## THE PROBLEM
Turn the entries from the very first line down to the line containing "note-icon: [112, 246, 136, 270]", both included, into a numbered list. Skip blank lines and include nothing else.

## DATA LISTING
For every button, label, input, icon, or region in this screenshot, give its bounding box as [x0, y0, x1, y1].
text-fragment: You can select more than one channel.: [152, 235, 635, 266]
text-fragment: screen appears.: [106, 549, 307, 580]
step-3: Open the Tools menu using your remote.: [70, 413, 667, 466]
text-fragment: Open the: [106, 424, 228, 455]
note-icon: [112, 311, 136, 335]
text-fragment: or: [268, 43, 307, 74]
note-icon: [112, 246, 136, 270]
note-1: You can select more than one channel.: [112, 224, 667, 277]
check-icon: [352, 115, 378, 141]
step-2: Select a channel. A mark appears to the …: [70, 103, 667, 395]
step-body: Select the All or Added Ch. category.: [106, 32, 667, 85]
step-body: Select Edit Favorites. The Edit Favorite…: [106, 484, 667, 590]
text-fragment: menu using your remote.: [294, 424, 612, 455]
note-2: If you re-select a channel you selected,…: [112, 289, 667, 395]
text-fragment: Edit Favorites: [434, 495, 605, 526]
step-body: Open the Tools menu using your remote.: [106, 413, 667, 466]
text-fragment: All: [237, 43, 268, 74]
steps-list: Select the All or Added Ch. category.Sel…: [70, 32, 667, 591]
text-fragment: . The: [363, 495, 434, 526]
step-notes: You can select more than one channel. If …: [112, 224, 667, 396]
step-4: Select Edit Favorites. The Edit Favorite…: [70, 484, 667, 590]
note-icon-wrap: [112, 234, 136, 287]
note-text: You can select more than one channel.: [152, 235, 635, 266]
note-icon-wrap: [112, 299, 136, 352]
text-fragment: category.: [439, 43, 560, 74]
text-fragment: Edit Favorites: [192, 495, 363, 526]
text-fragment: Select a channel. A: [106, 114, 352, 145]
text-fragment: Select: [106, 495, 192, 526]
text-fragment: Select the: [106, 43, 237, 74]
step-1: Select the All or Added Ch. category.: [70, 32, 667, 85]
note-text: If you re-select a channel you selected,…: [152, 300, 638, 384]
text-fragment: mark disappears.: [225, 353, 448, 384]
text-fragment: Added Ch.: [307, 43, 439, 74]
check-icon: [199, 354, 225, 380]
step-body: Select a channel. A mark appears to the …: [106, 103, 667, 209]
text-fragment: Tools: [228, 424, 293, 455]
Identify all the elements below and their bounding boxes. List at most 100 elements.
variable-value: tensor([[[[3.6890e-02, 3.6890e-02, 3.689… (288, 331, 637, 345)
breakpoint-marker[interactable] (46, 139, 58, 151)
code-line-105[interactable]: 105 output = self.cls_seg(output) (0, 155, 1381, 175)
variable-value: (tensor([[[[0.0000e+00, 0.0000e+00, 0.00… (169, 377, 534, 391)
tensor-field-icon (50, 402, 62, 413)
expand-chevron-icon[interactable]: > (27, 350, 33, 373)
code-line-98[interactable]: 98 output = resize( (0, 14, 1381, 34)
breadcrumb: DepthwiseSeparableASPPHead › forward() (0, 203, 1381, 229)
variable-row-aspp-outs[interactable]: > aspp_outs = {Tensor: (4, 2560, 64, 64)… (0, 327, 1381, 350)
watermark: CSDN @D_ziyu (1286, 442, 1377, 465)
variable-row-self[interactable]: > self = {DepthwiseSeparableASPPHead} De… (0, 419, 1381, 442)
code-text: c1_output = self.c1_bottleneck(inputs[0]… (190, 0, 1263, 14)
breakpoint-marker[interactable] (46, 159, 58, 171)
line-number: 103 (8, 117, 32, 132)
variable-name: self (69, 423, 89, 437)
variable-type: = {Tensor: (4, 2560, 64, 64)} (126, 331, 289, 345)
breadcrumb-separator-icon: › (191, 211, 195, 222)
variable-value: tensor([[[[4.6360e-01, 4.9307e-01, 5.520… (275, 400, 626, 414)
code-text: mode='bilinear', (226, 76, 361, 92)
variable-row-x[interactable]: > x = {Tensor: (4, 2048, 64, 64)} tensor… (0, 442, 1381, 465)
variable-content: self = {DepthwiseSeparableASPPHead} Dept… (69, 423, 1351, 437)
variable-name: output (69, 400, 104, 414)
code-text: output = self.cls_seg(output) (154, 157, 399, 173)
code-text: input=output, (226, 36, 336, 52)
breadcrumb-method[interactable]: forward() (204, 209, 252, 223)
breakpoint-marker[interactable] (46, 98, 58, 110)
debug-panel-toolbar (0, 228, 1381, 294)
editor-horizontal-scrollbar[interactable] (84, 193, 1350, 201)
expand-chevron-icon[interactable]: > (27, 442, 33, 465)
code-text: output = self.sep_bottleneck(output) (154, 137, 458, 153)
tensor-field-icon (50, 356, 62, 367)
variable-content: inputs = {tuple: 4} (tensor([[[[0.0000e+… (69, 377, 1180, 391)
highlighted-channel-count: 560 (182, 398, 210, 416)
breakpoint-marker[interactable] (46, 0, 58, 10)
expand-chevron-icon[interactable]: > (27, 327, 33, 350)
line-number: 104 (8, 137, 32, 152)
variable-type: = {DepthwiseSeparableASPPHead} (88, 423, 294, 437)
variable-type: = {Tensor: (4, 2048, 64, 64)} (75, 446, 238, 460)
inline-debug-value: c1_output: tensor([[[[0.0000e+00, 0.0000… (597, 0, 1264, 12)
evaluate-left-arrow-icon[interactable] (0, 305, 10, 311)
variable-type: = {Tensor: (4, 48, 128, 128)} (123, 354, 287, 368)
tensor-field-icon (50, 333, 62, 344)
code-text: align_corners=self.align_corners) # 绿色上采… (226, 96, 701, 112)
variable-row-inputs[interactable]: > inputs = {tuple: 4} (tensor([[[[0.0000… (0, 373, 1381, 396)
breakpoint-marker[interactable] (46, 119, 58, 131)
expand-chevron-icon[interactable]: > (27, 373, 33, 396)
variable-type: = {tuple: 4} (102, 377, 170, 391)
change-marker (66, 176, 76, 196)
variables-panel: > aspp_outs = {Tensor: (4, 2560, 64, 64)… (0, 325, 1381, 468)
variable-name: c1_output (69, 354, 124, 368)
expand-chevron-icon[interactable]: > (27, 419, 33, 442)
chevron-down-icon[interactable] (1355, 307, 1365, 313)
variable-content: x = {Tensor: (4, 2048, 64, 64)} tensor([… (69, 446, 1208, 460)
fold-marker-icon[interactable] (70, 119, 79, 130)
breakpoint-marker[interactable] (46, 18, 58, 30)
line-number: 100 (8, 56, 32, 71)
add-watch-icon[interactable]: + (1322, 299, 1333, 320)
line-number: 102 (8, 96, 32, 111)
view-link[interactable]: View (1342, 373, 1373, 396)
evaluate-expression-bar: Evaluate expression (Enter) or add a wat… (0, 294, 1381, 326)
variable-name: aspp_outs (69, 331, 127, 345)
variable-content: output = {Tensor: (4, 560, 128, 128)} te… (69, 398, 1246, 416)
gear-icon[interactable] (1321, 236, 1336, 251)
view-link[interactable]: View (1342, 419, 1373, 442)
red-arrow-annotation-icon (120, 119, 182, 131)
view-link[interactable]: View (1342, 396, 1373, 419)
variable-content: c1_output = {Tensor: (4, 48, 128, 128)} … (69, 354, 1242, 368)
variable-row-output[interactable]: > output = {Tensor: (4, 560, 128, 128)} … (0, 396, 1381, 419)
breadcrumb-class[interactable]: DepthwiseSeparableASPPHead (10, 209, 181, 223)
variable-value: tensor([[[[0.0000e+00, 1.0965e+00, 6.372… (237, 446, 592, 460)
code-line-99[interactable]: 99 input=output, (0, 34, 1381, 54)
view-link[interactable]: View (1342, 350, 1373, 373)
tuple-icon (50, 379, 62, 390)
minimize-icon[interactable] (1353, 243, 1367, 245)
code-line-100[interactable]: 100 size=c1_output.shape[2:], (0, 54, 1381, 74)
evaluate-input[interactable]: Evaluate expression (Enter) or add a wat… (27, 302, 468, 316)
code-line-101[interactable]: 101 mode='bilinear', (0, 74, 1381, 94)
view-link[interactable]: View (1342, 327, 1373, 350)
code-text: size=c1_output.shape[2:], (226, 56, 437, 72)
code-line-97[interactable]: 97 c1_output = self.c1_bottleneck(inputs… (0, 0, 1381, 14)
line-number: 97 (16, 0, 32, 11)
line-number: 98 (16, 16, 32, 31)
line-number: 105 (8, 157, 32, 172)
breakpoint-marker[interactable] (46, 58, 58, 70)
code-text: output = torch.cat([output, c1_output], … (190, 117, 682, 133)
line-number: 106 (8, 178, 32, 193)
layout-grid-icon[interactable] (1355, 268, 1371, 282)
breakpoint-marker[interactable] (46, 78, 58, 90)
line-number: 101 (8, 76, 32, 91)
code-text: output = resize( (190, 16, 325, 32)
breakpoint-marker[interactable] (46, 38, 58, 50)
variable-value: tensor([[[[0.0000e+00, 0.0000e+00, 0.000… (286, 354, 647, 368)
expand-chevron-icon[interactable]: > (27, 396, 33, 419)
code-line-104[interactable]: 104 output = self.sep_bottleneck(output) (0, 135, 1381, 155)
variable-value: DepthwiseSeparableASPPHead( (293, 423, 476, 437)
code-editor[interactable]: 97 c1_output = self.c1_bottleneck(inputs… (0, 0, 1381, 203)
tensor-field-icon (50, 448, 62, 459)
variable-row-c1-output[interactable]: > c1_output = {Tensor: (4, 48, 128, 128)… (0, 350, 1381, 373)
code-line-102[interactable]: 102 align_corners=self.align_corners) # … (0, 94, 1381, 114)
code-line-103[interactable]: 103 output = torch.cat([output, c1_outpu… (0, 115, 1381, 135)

## OUTPUT
1. For every button, label, input, icon, or region in this screenshot, give its bounding box as [x0, y0, x1, y1].
2. text-fragment: You can select more than one channel.: [152, 235, 635, 266]
3. text-fragment: screen appears.: [106, 549, 307, 580]
4. step-3: Open the Tools menu using your remote.: [70, 413, 667, 466]
5. text-fragment: Open the: [106, 424, 228, 455]
6. note-icon: [112, 311, 136, 335]
7. text-fragment: or: [268, 43, 307, 74]
8. note-icon: [112, 246, 136, 270]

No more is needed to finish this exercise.